Requirement: Look over the lines below. Report each one that includes the string "Sacramenti".

Data shown:
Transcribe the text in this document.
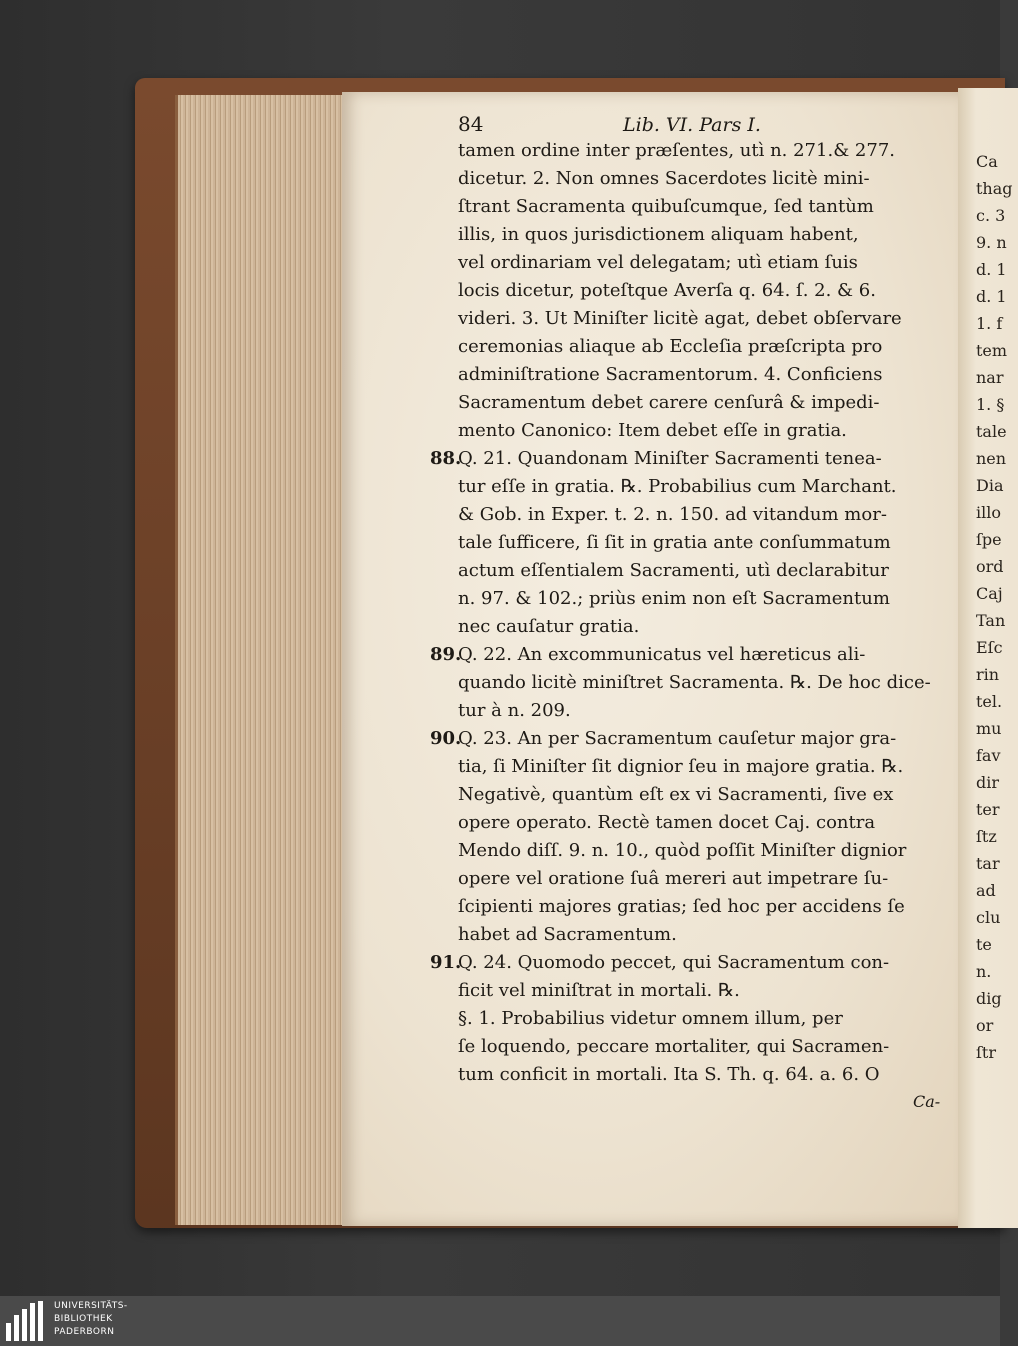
Ca
thag
c. 3
9. n
d. 1
d. 1
1. f
tem
nar
1. §
tale
nen
Dia
illo
ſpe
ord
Caj
Tan
Eſc
rin
tel.
mu
fav
dir
ter
ſtz
tar
ad
clu
te
n.
dig
or
ſtr
84	Lib. VI. Pars I.
tamen ordine inter præſentes, utì n. 271.& 277.
dicetur. 2. Non omnes Sacerdotes licitè mini-
ſtrant Sacramenta quibuſcumque, ſed tantùm
illis, in quos jurisdictionem aliquam habent,
vel ordinariam vel delegatam; utì etiam ſuis
locis dicetur, poteſtque Averſa q. 64. ſ. 2. & 6.
videri. 3. Ut Miniſter licitè agat, debet obſervare
ceremonias aliaque ab Eccleſia præſcripta pro
adminiſtratione Sacramentorum. 4. Conficiens
Sacramentum debet carere cenſurâ & impedi-
mento Canonico: Item debet eſſe in gratia.
88.
Q. 21. Quandonam Miniſter Sacramenti tenea-
tur eſſe in gratia. ℞. Probabilius cum Marchant.
& Gob. in Exper. t. 2. n. 150. ad vitandum mor-
tale ſufficere, ſi ſit in gratia ante conſummatum
actum eſſentialem Sacramenti, utì declarabitur
n. 97. & 102.; priùs enim non eſt Sacramentum
nec cauſatur gratia.
89.
Q. 22. An excommunicatus vel hæreticus ali-
quando licitè miniſtret Sacramenta. ℞. De hoc dice-
tur à n. 209.
90.
Q. 23. An per Sacramentum cauſetur major gra-
tia, ſi Miniſter ſit dignior ſeu in majore gratia. ℞.
Negativè, quantùm eſt ex vi Sacramenti, ſive ex
opere operato. Rectè tamen docet Caj. contra
Mendo diſſ. 9. n. 10., quòd poſſit Miniſter dignior
opere vel oratione ſuâ mereri aut impetrare ſu-
ſcipienti majores gratias; ſed hoc per accidens ſe
habet ad Sacramentum.
91.
Q. 24. Quomodo peccet, qui Sacramentum con-
ficit vel miniſtrat in mortali. ℞.
§. 1. Probabilius videtur omnem illum, per
ſe loquendo, peccare mortaliter, qui Sacramen-
tum conficit in mortali. Ita S. Th. q. 64. a. 6. O
Ca-
UNIVERSITÄTS-
BIBLIOTHEK
PADERBORN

Worked answer:
Q. 21. Quandonam Miniſter Sacramenti tenea-
actum eſſentialem Sacramenti, utì declarabitur
Negativè, quantùm eſt ex vi Sacramenti, ſive ex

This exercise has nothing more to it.